§ Your goal: Select lines where the word "series" appears.

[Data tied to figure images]

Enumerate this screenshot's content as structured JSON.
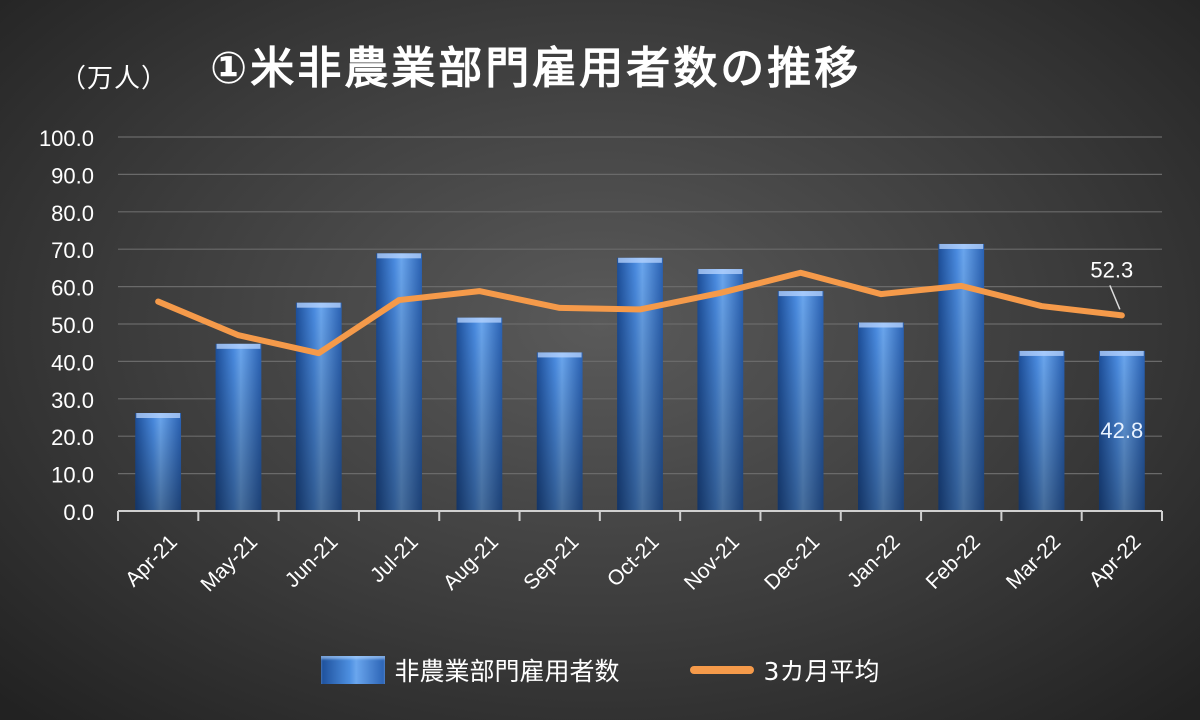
{
  "header": {
    "unit": "（万人）",
    "title": "①米非農業部門雇用者数の推移"
  },
  "colors": {
    "bar": "#3a78d0",
    "bar_light": "#6aa6ee",
    "bar_dark": "#1d4f9a",
    "line": "#f59a4a",
    "text": "#ffffff",
    "grid": "#6a6a6a",
    "axis": "#d0d0d0"
  },
  "chart_data": {
    "type": "bar",
    "categories": [
      "Apr-21",
      "May-21",
      "Jun-21",
      "Jul-21",
      "Aug-21",
      "Sep-21",
      "Oct-21",
      "Nov-21",
      "Dec-21",
      "Jan-22",
      "Feb-22",
      "Mar-22",
      "Apr-22"
    ],
    "series": [
      {
        "name": "非農業部門雇用者数",
        "type": "bar",
        "values": [
          26.2,
          44.7,
          55.7,
          68.9,
          51.7,
          42.4,
          67.7,
          64.7,
          58.8,
          50.4,
          71.4,
          42.8,
          42.8
        ]
      },
      {
        "name": "3カ月平均",
        "type": "line",
        "values": [
          56.0,
          47.0,
          42.2,
          56.4,
          58.8,
          54.3,
          53.9,
          58.3,
          63.7,
          58.0,
          60.2,
          54.8,
          52.3
        ]
      }
    ],
    "ylim": [
      0,
      100
    ],
    "yticks": [
      "0.0",
      "10.0",
      "20.0",
      "30.0",
      "40.0",
      "50.0",
      "60.0",
      "70.0",
      "80.0",
      "90.0",
      "100.0"
    ],
    "data_labels": {
      "bar_last": "42.8",
      "line_last": "52.3"
    },
    "grid": true,
    "legend_position": "bottom"
  }
}
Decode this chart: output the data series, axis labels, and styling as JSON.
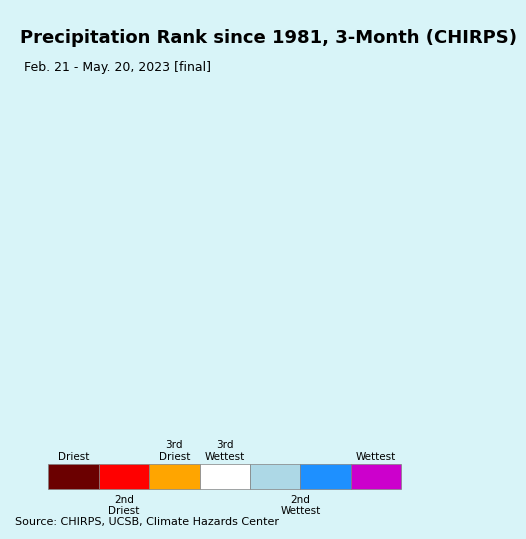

§ Exercise answer:
    "series": [
Decode this chart: output the data series, axis labels, and styling as JSON.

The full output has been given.